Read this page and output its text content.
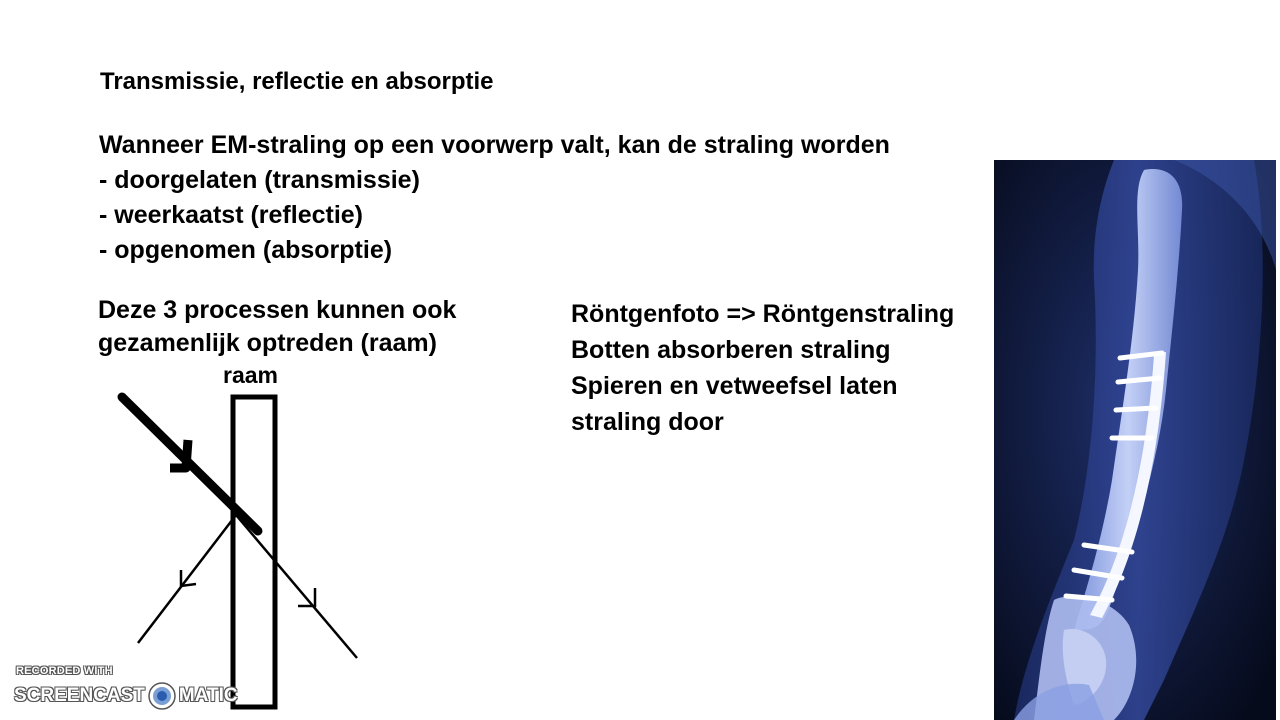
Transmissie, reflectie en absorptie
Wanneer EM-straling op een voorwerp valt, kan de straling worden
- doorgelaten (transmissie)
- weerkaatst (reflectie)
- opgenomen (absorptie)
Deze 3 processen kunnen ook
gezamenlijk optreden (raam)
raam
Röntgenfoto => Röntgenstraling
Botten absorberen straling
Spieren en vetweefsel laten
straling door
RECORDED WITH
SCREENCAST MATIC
==
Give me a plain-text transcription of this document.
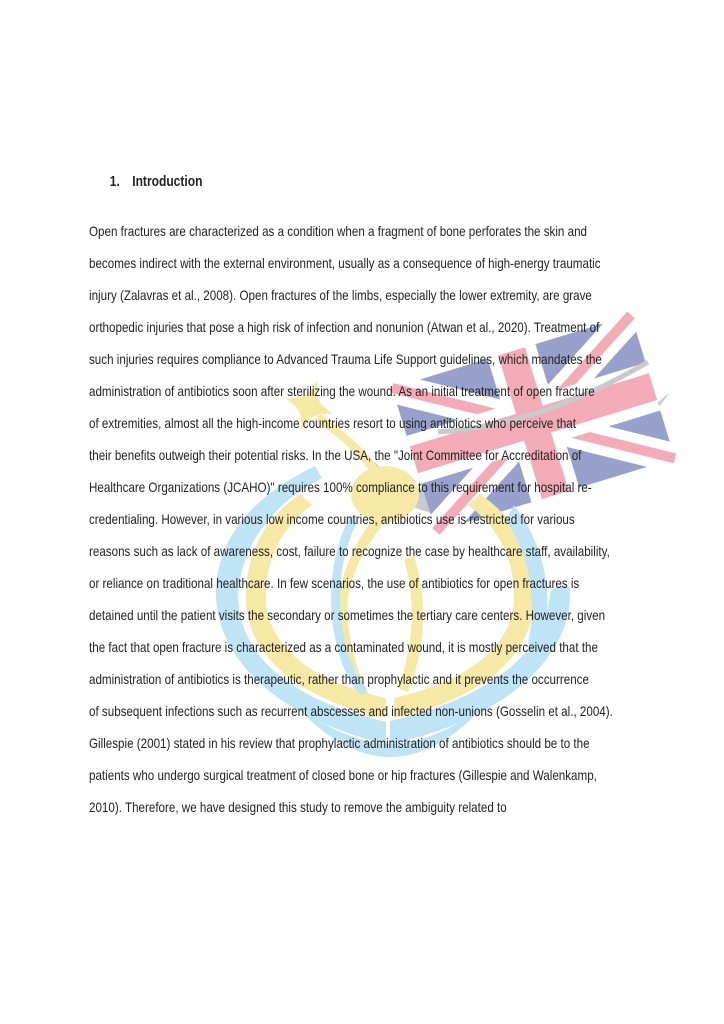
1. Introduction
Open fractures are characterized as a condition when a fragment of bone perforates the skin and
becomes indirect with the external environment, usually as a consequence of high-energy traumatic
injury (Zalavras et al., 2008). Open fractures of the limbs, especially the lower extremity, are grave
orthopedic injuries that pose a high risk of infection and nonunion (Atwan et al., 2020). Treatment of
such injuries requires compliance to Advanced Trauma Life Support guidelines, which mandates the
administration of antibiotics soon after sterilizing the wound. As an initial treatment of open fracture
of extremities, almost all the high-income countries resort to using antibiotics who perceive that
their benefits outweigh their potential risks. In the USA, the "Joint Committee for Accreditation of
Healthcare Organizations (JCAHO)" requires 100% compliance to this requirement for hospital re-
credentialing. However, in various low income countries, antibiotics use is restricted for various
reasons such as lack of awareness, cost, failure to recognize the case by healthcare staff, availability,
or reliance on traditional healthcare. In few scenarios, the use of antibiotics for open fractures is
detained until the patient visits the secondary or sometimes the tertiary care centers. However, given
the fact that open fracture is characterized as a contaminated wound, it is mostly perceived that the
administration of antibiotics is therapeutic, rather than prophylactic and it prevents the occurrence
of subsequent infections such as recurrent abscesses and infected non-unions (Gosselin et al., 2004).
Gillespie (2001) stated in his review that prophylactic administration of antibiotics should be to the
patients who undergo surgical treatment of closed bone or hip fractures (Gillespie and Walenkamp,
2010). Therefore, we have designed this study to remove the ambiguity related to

■ TASK INSTRUCTIONS: Find all the lines containing "that" in the material, then copy them.

■ YOUR SOLUTION:
orthopedic injuries that pose a high risk of infection and nonunion (Atwan et al., 2020). Treatment of
of extremities, almost all the high-income countries resort to using antibiotics who perceive that
the fact that open fracture is characterized as a contaminated wound, it is mostly perceived that the
Gillespie (2001) stated in his review that prophylactic administration of antibiotics should be to the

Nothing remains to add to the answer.